- What you need to do
Once you have read the records below, restate them word for word.

- Exercise material
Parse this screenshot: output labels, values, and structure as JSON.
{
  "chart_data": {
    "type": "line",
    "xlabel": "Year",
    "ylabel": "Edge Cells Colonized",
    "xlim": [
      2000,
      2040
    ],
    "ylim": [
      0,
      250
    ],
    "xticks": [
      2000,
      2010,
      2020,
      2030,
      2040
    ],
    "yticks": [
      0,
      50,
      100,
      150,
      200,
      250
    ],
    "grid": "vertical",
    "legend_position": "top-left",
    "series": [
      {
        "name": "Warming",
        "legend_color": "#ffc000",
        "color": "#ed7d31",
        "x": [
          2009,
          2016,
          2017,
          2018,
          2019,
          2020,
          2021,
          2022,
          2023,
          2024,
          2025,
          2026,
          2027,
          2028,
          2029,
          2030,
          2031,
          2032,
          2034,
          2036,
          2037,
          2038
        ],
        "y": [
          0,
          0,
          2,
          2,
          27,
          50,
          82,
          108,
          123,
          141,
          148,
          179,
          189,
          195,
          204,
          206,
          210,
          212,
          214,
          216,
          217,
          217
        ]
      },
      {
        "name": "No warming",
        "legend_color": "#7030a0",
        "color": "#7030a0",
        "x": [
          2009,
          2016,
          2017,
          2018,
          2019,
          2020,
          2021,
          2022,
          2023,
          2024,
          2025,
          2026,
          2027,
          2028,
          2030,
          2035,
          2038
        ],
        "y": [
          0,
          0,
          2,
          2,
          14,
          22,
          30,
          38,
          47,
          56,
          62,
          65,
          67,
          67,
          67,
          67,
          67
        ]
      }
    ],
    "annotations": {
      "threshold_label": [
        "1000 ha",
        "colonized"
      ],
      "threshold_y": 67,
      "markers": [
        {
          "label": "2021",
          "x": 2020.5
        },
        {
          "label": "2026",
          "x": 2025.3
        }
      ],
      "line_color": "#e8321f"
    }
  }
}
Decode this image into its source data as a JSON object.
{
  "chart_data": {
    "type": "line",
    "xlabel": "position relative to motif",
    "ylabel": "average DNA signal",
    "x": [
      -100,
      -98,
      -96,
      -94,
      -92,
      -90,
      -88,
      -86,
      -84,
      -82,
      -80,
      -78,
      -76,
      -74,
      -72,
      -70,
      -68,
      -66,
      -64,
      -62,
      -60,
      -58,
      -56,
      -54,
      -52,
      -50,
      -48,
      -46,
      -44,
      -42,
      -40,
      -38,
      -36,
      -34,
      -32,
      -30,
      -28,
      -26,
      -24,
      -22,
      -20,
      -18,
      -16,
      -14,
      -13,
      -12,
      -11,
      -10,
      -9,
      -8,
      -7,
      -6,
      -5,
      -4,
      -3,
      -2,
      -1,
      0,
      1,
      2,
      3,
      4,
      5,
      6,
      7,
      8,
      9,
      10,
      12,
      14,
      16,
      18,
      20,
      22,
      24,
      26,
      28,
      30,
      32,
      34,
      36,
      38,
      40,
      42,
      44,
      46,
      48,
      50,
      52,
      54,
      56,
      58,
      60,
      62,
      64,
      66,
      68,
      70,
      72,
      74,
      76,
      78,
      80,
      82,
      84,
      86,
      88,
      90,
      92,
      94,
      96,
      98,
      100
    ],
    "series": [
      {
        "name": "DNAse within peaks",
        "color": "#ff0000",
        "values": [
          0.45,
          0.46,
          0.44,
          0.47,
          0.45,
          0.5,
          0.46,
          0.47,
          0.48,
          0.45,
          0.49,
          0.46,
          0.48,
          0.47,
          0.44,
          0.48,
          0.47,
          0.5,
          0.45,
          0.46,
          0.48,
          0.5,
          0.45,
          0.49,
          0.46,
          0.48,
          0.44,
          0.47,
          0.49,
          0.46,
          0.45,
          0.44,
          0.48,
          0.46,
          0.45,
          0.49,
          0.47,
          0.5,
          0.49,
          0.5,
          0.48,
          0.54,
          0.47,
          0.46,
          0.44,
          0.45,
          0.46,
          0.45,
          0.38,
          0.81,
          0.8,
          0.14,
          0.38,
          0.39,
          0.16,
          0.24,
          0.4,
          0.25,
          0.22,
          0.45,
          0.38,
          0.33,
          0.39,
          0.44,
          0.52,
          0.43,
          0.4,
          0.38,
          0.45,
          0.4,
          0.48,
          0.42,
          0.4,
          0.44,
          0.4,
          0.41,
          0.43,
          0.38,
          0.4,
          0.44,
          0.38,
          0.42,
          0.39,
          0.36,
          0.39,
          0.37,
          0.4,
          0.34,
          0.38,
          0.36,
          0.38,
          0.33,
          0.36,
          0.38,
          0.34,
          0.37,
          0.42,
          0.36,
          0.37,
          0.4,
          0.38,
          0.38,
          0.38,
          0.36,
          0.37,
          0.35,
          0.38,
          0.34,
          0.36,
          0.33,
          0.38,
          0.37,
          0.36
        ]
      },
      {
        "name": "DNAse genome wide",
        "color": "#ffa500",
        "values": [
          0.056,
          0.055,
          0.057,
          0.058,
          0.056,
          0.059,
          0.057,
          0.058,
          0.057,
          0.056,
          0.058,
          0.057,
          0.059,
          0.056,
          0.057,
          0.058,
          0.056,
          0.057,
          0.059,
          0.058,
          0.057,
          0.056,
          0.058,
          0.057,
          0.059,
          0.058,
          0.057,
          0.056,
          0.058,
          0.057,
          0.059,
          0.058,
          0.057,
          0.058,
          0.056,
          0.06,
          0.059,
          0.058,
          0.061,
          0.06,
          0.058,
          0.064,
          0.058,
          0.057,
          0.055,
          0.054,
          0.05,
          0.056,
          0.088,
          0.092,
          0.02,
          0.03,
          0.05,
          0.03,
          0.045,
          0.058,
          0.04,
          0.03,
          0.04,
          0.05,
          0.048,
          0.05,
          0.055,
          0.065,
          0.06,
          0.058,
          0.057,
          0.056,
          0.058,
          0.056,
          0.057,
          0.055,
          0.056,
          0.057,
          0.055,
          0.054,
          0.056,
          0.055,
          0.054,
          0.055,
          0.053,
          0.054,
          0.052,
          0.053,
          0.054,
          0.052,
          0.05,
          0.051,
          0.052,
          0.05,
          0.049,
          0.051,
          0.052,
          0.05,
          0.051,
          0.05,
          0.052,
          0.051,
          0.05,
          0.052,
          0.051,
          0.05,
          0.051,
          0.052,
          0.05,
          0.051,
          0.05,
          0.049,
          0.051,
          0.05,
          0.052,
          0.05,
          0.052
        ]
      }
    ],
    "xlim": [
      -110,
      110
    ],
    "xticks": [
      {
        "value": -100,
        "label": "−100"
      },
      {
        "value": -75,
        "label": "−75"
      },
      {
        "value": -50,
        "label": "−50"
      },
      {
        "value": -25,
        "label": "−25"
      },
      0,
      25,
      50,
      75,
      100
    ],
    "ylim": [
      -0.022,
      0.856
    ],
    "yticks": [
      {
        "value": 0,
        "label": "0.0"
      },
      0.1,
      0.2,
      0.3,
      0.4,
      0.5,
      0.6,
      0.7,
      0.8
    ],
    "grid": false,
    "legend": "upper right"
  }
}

- Response area
Parse this screenshot: output labels, values, and structure as JSON.
{
  "chart_data": {
    "type": "line",
    "xlabel": "Year",
    "ylabel": "Edge Cells Colonized",
    "xlim": [
      2000,
      2040
    ],
    "ylim": [
      0,
      250
    ],
    "xticks": [
      2000,
      2010,
      2020,
      2030,
      2040
    ],
    "yticks": [
      0,
      50,
      100,
      150,
      200,
      250
    ],
    "grid": "vertical",
    "legend_position": "top-left",
    "series": [
      {
        "name": "Warming",
        "legend_color": "#ffc000",
        "color": "#ed7d31",
        "x": [
          2009,
          2016,
          2017,
          2018,
          2019,
          2020,
          2021,
          2022,
          2023,
          2024,
          2025,
          2026,
          2027,
          2028,
          2029,
          2030,
          2031,
          2032,
          2034,
          2036,
          2037,
          2038
        ],
        "y": [
          0,
          0,
          2,
          2,
          27,
          50,
          82,
          108,
          123,
          141,
          148,
          179,
          189,
          195,
          204,
          206,
          210,
          212,
          214,
          216,
          217,
          217
        ]
      },
      {
        "name": "No warming",
        "legend_color": "#7030a0",
        "color": "#7030a0",
        "x": [
          2009,
          2016,
          2017,
          2018,
          2019,
          2020,
          2021,
          2022,
          2023,
          2024,
          2025,
          2026,
          2027,
          2028,
          2030,
          2035,
          2038
        ],
        "y": [
          0,
          0,
          2,
          2,
          14,
          22,
          30,
          38,
          47,
          56,
          62,
          65,
          67,
          67,
          67,
          67,
          67
        ]
      }
    ],
    "annotations": {
      "threshold_label": [
        "1000 ha",
        "colonized"
      ],
      "threshold_y": 67,
      "markers": [
        {
          "label": "2021",
          "x": 2020.5
        },
        {
          "label": "2026",
          "x": 2025.3
        }
      ],
      "line_color": "#e8321f"
    }
  }
}
Decode this image into its source data as a JSON object.
{
  "chart_data": {
    "type": "line",
    "xlabel": "position relative to motif",
    "ylabel": "average DNA signal",
    "x": [
      -100,
      -98,
      -96,
      -94,
      -92,
      -90,
      -88,
      -86,
      -84,
      -82,
      -80,
      -78,
      -76,
      -74,
      -72,
      -70,
      -68,
      -66,
      -64,
      -62,
      -60,
      -58,
      -56,
      -54,
      -52,
      -50,
      -48,
      -46,
      -44,
      -42,
      -40,
      -38,
      -36,
      -34,
      -32,
      -30,
      -28,
      -26,
      -24,
      -22,
      -20,
      -18,
      -16,
      -14,
      -13,
      -12,
      -11,
      -10,
      -9,
      -8,
      -7,
      -6,
      -5,
      -4,
      -3,
      -2,
      -1,
      0,
      1,
      2,
      3,
      4,
      5,
      6,
      7,
      8,
      9,
      10,
      12,
      14,
      16,
      18,
      20,
      22,
      24,
      26,
      28,
      30,
      32,
      34,
      36,
      38,
      40,
      42,
      44,
      46,
      48,
      50,
      52,
      54,
      56,
      58,
      60,
      62,
      64,
      66,
      68,
      70,
      72,
      74,
      76,
      78,
      80,
      82,
      84,
      86,
      88,
      90,
      92,
      94,
      96,
      98,
      100
    ],
    "series": [
      {
        "name": "DNAse within peaks",
        "color": "#ff0000",
        "values": [
          0.45,
          0.46,
          0.44,
          0.47,
          0.45,
          0.5,
          0.46,
          0.47,
          0.48,
          0.45,
          0.49,
          0.46,
          0.48,
          0.47,
          0.44,
          0.48,
          0.47,
          0.5,
          0.45,
          0.46,
          0.48,
          0.5,
          0.45,
          0.49,
          0.46,
          0.48,
          0.44,
          0.47,
          0.49,
          0.46,
          0.45,
          0.44,
          0.48,
          0.46,
          0.45,
          0.49,
          0.47,
          0.5,
          0.49,
          0.5,
          0.48,
          0.54,
          0.47,
          0.46,
          0.44,
          0.45,
          0.46,
          0.45,
          0.38,
          0.81,
          0.8,
          0.14,
          0.38,
          0.39,
          0.16,
          0.24,
          0.4,
          0.25,
          0.22,
          0.45,
          0.38,
          0.33,
          0.39,
          0.44,
          0.52,
          0.43,
          0.4,
          0.38,
          0.45,
          0.4,
          0.48,
          0.42,
          0.4,
          0.44,
          0.4,
          0.41,
          0.43,
          0.38,
          0.4,
          0.44,
          0.38,
          0.42,
          0.39,
          0.36,
          0.39,
          0.37,
          0.4,
          0.34,
          0.38,
          0.36,
          0.38,
          0.33,
          0.36,
          0.38,
          0.34,
          0.37,
          0.42,
          0.36,
          0.37,
          0.4,
          0.38,
          0.38,
          0.38,
          0.36,
          0.37,
          0.35,
          0.38,
          0.34,
          0.36,
          0.33,
          0.38,
          0.37,
          0.36
        ]
      },
      {
        "name": "DNAse genome wide",
        "color": "#ffa500",
        "values": [
          0.056,
          0.055,
          0.057,
          0.058,
          0.056,
          0.059,
          0.057,
          0.058,
          0.057,
          0.056,
          0.058,
          0.057,
          0.059,
          0.056,
          0.057,
          0.058,
          0.056,
          0.057,
          0.059,
          0.058,
          0.057,
          0.056,
          0.058,
          0.057,
          0.059,
          0.058,
          0.057,
          0.056,
          0.058,
          0.057,
          0.059,
          0.058,
          0.057,
          0.058,
          0.056,
          0.06,
          0.059,
          0.058,
          0.061,
          0.06,
          0.058,
          0.064,
          0.058,
          0.057,
          0.055,
          0.054,
          0.05,
          0.056,
          0.088,
          0.092,
          0.02,
          0.03,
          0.05,
          0.03,
          0.045,
          0.058,
          0.04,
          0.03,
          0.04,
          0.05,
          0.048,
          0.05,
          0.055,
          0.065,
          0.06,
          0.058,
          0.057,
          0.056,
          0.058,
          0.056,
          0.057,
          0.055,
          0.056,
          0.057,
          0.055,
          0.054,
          0.056,
          0.055,
          0.054,
          0.055,
          0.053,
          0.054,
          0.052,
          0.053,
          0.054,
          0.052,
          0.05,
          0.051,
          0.052,
          0.05,
          0.049,
          0.051,
          0.052,
          0.05,
          0.051,
          0.05,
          0.052,
          0.051,
          0.05,
          0.052,
          0.051,
          0.05,
          0.051,
          0.052,
          0.05,
          0.051,
          0.05,
          0.049,
          0.051,
          0.05,
          0.052,
          0.05,
          0.052
        ]
      }
    ],
    "xlim": [
      -110,
      110
    ],
    "xticks": [
      {
        "value": -100,
        "label": "−100"
      },
      {
        "value": -75,
        "label": "−75"
      },
      {
        "value": -50,
        "label": "−50"
      },
      {
        "value": -25,
        "label": "−25"
      },
      0,
      25,
      50,
      75,
      100
    ],
    "ylim": [
      -0.022,
      0.856
    ],
    "yticks": [
      {
        "value": 0,
        "label": "0.0"
      },
      0.1,
      0.2,
      0.3,
      0.4,
      0.5,
      0.6,
      0.7,
      0.8
    ],
    "grid": false,
    "legend": "upper right"
  }
}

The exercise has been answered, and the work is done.